Written instruction
Below are some records. Copy every line in them that holds "title".
/---
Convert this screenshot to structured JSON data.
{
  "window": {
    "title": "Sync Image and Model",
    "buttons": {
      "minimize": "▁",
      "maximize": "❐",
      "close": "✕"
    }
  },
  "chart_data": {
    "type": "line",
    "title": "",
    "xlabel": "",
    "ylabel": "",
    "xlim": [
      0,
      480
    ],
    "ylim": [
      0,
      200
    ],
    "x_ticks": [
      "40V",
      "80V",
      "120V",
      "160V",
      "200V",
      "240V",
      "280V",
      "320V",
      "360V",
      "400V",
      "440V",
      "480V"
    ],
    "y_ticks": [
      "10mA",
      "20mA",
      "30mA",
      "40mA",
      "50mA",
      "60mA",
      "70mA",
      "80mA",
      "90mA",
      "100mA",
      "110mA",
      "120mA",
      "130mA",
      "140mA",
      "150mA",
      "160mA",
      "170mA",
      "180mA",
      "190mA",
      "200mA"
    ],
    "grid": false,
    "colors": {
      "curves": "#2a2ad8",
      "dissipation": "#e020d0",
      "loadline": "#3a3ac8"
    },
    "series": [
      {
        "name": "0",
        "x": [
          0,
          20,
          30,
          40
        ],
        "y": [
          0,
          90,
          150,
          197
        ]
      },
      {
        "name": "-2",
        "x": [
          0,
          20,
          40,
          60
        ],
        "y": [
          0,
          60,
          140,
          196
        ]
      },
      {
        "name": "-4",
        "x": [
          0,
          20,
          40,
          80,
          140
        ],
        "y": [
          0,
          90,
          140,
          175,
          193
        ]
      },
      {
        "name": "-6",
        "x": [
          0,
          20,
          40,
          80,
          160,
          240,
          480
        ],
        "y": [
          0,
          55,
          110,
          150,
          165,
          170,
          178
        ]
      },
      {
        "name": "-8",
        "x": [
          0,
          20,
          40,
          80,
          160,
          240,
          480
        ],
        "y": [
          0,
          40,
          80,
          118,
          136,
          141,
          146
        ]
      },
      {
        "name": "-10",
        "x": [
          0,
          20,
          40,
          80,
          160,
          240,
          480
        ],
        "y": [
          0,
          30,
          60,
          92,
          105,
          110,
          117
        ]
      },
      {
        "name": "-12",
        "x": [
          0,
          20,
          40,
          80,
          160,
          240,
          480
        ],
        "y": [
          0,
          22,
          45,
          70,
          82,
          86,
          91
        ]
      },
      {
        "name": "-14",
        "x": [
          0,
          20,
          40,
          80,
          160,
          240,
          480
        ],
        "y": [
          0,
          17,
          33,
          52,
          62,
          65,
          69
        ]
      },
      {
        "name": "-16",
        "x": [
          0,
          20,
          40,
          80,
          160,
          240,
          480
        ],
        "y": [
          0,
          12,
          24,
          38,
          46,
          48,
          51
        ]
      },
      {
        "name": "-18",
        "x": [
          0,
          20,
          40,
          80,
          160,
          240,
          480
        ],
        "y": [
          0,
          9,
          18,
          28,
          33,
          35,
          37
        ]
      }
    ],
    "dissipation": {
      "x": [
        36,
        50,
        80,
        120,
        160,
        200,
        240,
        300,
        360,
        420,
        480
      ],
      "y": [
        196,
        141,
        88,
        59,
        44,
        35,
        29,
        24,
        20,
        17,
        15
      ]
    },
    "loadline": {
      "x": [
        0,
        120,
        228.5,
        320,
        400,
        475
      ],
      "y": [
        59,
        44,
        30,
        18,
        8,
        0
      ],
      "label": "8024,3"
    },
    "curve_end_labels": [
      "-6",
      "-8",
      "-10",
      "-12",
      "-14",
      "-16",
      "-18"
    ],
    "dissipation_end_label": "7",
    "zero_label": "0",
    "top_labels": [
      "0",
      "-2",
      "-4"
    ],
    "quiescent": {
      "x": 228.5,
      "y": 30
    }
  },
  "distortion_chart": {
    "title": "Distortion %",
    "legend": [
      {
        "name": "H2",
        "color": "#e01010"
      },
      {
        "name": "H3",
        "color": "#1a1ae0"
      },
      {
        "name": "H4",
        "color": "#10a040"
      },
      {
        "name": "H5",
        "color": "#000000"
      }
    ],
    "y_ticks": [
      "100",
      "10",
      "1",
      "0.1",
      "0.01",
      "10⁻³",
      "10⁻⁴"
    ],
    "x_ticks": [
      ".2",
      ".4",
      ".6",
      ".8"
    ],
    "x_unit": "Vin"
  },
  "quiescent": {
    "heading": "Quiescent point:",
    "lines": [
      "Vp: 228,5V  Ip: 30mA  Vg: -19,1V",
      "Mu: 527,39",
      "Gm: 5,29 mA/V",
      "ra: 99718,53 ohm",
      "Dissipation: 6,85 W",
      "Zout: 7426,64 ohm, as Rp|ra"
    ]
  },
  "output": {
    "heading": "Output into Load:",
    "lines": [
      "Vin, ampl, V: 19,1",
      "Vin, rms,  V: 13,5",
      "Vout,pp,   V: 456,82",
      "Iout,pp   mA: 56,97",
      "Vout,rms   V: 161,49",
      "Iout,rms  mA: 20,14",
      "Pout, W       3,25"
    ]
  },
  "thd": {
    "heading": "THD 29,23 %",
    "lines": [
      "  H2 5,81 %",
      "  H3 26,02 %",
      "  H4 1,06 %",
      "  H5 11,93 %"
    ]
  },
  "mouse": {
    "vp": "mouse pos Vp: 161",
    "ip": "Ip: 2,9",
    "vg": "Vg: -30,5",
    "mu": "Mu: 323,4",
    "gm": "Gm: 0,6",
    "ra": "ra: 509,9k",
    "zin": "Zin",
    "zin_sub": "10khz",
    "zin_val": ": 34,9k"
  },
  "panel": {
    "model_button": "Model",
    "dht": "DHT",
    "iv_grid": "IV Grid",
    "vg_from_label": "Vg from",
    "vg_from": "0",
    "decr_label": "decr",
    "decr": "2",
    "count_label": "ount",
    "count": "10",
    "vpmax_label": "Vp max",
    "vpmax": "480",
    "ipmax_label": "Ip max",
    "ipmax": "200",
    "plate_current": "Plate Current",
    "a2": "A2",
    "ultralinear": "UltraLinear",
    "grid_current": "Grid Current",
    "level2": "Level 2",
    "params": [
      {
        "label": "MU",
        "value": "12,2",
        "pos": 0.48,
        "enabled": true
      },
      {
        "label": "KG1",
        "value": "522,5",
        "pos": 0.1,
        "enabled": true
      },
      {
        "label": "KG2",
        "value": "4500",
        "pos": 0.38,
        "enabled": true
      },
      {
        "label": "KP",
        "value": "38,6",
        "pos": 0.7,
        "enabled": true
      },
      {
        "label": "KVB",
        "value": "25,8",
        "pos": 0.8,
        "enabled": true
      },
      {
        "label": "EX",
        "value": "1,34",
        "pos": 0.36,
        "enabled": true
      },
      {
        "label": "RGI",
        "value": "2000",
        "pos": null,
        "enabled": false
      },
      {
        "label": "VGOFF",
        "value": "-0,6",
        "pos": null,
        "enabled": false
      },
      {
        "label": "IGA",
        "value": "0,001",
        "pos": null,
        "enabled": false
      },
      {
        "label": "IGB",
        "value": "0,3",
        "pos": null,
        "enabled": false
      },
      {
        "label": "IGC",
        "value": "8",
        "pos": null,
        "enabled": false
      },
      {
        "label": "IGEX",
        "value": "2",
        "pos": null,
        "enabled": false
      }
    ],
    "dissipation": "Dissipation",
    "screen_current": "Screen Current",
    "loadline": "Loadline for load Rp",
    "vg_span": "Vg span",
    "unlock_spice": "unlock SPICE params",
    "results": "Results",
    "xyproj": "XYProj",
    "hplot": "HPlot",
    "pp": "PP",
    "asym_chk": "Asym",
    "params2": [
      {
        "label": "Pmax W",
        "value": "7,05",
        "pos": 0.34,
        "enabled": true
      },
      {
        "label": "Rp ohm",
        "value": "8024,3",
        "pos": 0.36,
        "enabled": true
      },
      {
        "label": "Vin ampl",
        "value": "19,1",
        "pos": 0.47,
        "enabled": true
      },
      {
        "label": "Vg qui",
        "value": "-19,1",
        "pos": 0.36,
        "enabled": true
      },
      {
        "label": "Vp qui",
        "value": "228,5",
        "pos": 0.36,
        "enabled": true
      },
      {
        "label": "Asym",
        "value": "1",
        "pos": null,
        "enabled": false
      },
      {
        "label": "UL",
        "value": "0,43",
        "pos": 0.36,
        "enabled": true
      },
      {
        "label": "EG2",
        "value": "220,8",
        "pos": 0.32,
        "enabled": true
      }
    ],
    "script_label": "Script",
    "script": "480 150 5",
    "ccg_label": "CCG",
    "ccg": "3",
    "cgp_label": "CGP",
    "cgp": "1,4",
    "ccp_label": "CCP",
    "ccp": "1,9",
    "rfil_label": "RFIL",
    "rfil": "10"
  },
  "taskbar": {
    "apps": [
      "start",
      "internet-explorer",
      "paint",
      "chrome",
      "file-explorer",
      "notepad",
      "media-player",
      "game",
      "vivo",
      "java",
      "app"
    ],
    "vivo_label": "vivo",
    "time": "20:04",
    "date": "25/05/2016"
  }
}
\---
Result of the exercise
    "title": "Sync Image and Model",
    "title": "",
    "title": "Distortion %",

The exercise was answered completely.